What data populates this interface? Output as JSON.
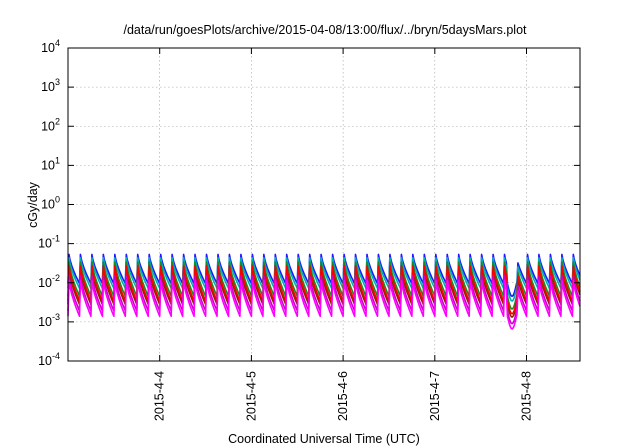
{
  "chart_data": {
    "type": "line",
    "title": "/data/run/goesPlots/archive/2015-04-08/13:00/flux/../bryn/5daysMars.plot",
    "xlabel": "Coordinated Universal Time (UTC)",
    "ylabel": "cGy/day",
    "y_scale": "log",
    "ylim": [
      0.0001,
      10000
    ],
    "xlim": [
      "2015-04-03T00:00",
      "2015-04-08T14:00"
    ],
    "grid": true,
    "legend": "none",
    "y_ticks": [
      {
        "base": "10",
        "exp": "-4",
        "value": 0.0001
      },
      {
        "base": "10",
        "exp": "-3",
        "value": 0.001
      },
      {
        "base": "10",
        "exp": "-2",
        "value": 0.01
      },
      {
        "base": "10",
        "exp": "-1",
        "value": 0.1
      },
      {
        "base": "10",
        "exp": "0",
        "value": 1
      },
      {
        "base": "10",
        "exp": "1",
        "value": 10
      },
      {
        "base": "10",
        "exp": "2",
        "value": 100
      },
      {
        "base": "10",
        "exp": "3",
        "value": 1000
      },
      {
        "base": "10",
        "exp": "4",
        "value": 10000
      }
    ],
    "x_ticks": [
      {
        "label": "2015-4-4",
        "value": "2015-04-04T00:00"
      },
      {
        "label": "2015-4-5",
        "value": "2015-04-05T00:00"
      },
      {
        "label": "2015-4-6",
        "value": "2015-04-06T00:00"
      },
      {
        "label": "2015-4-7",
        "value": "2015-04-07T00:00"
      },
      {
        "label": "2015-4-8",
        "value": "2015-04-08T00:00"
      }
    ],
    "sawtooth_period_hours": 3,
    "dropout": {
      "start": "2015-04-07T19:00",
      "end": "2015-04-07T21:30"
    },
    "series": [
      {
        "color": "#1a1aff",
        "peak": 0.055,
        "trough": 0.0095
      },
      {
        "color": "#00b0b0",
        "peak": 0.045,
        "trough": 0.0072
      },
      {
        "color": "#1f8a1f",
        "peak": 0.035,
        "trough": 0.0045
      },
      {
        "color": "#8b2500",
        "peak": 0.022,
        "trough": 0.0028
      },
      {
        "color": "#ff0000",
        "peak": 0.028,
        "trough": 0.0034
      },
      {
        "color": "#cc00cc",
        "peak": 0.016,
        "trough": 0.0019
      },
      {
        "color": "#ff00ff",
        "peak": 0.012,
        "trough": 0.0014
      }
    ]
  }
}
◇ ◇ ◇
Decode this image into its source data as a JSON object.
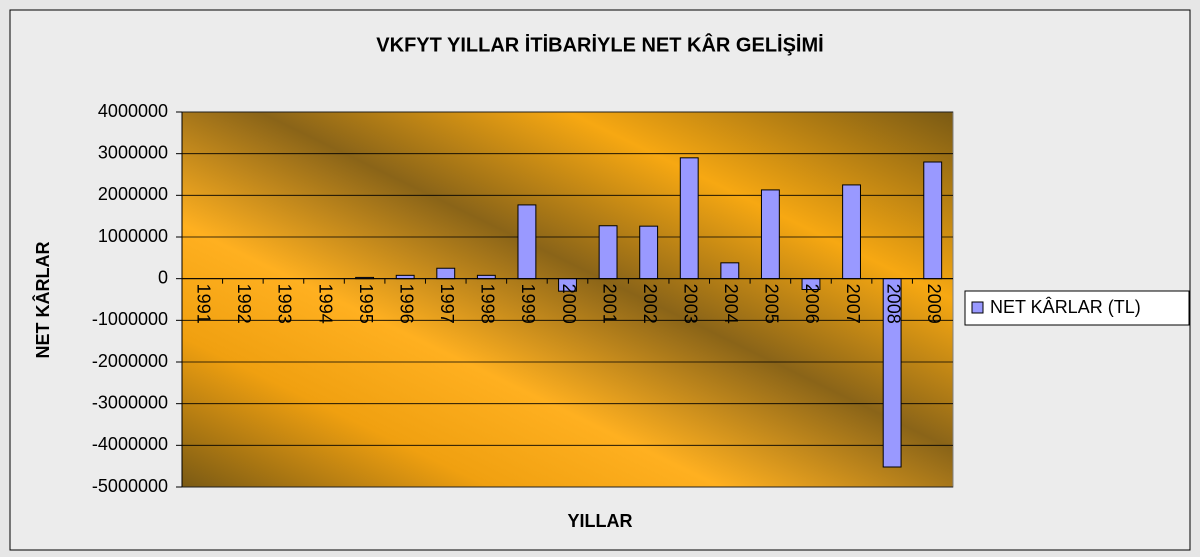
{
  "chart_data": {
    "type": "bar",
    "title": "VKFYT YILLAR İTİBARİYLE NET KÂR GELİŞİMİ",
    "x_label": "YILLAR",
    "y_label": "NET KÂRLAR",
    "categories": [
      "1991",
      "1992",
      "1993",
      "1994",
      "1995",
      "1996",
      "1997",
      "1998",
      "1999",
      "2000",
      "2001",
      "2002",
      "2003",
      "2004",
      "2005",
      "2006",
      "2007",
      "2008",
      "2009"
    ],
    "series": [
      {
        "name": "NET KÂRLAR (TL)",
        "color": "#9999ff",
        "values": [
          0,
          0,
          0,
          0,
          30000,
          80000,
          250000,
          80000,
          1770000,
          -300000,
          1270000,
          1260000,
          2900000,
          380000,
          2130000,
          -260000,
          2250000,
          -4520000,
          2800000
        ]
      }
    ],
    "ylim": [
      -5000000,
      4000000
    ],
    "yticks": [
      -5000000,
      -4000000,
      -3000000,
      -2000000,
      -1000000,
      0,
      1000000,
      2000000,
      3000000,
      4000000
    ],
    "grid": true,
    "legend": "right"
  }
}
◇ ◇ ◇
Request: Find the lines of the material that hold the word "trough" and report their count alone.

Output of the task: 7